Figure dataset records
......

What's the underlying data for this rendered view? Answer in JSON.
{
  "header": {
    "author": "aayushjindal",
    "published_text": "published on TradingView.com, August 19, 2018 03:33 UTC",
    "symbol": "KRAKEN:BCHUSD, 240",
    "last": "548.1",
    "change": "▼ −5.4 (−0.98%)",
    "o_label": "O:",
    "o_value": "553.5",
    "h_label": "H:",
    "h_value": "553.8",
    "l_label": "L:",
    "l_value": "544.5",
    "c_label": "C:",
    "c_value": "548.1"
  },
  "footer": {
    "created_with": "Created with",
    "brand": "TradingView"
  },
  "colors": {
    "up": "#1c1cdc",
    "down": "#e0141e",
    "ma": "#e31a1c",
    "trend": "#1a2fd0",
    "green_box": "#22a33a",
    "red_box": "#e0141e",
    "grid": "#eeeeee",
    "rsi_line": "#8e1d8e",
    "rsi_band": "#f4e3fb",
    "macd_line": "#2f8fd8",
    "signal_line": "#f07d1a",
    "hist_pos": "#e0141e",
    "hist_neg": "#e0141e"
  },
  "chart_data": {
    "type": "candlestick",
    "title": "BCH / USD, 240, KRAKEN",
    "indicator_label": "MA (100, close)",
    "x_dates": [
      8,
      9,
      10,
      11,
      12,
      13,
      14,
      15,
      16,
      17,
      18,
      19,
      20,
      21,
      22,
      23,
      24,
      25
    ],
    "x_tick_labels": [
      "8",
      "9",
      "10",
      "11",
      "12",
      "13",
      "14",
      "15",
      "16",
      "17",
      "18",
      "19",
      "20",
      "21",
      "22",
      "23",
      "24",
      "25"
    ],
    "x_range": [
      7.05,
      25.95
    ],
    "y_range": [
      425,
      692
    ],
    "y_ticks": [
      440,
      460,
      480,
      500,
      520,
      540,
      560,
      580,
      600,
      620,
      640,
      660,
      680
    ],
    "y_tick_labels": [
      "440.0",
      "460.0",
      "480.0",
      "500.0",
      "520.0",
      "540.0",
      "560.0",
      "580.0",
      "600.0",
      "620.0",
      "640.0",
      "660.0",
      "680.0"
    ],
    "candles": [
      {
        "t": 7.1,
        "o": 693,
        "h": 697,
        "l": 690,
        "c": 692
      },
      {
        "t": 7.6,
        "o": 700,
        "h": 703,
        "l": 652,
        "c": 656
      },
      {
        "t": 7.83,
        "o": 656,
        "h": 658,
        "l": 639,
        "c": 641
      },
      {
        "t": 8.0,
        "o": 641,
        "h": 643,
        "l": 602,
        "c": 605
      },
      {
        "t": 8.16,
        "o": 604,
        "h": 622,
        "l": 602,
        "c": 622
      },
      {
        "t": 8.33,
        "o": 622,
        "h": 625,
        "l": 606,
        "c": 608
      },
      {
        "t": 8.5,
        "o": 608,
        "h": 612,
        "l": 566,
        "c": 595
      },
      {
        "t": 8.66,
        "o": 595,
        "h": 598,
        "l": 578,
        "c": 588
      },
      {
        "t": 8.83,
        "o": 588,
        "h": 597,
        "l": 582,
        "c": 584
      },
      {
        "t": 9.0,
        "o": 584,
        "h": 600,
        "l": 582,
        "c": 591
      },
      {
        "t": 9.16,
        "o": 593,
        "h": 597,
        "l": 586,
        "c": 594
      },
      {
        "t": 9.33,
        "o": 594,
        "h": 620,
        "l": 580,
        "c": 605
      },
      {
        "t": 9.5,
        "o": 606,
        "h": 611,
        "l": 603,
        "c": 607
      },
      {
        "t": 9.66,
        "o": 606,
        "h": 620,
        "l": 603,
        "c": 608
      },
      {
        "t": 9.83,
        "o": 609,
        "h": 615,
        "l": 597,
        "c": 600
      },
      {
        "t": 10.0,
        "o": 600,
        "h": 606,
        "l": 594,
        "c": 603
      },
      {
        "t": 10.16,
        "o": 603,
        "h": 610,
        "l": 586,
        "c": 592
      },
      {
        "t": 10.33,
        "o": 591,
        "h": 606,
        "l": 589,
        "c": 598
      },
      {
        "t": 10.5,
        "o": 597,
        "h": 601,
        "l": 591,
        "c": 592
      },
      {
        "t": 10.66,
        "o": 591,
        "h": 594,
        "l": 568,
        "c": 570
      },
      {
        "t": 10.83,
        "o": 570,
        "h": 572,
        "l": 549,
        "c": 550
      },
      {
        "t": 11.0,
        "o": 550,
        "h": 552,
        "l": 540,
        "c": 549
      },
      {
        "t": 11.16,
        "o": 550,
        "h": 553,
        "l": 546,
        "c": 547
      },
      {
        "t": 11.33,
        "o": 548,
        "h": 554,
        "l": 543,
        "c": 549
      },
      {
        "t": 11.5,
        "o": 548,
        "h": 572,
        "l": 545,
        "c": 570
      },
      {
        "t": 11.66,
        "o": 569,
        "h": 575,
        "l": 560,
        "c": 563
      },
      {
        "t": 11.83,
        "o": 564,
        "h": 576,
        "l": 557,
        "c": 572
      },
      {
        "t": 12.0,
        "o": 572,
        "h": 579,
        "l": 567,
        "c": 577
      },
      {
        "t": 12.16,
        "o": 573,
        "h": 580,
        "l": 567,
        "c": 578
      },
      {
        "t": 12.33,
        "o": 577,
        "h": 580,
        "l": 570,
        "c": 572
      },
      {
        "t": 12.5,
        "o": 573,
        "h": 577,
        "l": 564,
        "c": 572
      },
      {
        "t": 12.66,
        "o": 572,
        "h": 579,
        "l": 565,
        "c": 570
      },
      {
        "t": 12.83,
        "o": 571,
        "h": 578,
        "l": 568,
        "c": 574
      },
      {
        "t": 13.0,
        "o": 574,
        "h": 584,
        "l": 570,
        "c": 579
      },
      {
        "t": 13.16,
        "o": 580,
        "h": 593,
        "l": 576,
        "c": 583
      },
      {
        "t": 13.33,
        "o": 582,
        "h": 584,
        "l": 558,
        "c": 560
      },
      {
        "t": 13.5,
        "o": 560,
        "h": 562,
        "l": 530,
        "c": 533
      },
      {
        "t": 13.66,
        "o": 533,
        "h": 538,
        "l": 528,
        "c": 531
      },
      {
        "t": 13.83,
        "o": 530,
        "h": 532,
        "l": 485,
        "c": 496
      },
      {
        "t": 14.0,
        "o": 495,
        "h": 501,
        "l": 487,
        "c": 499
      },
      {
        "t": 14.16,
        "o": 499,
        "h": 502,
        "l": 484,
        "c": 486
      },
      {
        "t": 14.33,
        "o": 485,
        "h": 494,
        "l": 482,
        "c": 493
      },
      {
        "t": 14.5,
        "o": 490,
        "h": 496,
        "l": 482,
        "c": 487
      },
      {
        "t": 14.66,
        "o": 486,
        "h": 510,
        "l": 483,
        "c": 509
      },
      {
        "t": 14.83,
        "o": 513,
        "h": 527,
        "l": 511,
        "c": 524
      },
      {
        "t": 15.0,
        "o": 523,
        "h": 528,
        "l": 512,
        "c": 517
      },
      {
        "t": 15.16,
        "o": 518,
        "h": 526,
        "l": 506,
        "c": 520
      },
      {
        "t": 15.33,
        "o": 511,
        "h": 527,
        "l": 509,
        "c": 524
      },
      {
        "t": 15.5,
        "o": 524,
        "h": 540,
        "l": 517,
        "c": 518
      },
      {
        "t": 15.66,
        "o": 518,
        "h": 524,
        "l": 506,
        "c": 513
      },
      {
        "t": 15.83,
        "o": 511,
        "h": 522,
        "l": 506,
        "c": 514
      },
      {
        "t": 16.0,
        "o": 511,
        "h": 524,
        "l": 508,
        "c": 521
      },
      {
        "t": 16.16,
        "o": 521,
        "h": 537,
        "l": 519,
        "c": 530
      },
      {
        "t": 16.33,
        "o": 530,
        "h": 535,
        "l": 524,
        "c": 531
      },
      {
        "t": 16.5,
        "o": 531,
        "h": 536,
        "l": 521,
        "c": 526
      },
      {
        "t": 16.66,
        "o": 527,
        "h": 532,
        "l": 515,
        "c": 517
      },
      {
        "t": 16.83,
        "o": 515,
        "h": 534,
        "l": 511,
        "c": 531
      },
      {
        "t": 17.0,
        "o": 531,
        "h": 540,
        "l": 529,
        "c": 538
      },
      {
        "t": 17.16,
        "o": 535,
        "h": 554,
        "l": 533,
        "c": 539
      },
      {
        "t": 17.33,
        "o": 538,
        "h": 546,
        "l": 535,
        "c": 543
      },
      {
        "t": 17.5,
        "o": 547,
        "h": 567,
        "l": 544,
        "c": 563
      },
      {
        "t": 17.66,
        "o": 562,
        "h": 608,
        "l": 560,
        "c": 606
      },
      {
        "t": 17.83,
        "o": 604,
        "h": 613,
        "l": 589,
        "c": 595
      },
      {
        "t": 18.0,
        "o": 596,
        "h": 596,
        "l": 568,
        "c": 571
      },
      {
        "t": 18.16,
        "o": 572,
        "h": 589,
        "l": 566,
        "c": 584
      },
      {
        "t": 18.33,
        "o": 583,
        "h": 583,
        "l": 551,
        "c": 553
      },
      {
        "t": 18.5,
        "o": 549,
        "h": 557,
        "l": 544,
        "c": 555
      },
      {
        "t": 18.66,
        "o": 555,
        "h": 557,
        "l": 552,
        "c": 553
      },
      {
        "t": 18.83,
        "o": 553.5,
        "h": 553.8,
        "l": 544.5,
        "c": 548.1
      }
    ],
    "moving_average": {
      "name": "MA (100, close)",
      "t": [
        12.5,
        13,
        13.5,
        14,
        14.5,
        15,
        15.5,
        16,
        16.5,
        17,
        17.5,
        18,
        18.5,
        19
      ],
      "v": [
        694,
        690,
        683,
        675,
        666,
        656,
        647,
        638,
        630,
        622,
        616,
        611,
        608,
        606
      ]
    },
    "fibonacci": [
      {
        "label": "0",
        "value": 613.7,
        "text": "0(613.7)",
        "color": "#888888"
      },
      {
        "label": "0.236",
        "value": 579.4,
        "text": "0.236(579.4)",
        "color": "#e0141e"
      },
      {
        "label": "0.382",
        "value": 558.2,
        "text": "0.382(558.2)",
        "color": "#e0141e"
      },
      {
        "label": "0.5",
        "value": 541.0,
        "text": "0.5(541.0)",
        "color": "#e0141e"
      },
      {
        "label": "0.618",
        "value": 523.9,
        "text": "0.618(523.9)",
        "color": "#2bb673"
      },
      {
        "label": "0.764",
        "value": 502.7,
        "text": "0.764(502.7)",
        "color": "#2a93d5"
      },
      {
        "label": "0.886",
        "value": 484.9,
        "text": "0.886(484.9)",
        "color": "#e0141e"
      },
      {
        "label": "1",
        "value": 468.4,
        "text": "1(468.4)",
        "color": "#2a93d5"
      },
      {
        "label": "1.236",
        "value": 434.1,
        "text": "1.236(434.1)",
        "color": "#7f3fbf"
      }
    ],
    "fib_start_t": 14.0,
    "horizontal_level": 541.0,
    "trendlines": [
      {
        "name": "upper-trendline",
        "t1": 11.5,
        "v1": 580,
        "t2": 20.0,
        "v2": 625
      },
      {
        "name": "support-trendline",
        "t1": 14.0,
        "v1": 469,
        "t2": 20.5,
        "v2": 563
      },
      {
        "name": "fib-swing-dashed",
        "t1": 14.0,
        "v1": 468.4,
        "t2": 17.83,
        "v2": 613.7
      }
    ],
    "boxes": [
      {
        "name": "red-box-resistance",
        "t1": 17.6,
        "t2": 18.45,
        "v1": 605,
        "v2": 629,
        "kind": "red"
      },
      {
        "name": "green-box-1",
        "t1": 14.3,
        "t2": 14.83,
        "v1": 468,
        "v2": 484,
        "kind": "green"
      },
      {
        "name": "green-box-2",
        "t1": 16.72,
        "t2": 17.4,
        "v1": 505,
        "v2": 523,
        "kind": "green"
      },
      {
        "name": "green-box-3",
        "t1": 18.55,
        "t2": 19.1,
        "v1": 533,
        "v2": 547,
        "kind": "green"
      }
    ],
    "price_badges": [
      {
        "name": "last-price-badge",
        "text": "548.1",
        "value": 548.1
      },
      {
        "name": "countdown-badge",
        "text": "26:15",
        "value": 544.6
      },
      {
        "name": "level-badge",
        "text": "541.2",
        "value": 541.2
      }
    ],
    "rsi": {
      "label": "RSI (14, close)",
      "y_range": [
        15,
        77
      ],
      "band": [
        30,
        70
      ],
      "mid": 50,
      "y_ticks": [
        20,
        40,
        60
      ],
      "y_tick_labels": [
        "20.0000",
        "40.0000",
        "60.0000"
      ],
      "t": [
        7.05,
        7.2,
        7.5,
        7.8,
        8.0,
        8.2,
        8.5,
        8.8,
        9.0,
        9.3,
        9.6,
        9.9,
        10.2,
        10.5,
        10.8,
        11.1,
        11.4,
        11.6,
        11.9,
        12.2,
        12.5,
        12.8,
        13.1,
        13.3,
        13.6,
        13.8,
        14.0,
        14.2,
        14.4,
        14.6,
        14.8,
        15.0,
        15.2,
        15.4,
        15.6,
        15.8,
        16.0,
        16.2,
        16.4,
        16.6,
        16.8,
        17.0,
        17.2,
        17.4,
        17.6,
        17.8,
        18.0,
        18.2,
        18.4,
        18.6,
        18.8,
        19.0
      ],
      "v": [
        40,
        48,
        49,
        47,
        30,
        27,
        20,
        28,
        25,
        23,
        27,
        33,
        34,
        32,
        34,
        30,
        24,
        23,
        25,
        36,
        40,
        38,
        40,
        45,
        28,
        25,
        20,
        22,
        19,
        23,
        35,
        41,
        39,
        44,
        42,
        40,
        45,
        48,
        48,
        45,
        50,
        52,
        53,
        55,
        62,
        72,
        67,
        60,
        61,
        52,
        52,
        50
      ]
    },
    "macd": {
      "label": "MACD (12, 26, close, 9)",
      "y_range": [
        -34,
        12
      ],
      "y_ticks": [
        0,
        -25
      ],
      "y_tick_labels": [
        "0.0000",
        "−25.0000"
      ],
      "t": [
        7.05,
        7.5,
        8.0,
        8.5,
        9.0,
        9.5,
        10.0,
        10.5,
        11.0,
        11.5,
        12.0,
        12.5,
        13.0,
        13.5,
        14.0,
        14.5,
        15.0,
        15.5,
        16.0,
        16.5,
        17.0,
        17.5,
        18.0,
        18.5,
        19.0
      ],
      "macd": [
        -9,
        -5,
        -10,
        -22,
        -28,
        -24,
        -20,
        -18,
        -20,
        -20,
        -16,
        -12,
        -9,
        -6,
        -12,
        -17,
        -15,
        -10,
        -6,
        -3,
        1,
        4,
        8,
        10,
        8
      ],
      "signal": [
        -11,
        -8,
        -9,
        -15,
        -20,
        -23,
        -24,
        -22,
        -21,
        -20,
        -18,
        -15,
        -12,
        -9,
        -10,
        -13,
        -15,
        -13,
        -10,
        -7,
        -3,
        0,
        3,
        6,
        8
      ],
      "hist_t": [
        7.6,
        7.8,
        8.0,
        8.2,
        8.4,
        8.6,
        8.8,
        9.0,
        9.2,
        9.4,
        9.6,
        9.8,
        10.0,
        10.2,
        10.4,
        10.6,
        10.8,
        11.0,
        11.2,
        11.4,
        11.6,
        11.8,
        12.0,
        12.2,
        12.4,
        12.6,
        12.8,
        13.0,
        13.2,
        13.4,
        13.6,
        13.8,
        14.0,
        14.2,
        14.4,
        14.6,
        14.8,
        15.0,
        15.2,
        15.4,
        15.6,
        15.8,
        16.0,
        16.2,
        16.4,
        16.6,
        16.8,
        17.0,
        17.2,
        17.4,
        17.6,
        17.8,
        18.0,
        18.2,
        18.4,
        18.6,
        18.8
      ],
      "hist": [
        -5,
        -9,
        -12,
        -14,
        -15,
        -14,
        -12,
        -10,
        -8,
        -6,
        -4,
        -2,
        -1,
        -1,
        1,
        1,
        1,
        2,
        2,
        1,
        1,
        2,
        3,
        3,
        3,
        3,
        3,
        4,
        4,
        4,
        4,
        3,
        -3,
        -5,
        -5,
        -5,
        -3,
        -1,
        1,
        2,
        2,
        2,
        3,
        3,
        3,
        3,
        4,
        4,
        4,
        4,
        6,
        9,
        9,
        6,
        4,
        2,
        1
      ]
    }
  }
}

......

> _Given exercise_
Where a line contains the string "KRAKEN", extract that line.

> _Written response_
    "symbol": "KRAKEN:BCHUSD, 240",
    "title": "BCH / USD, 240, KRAKEN",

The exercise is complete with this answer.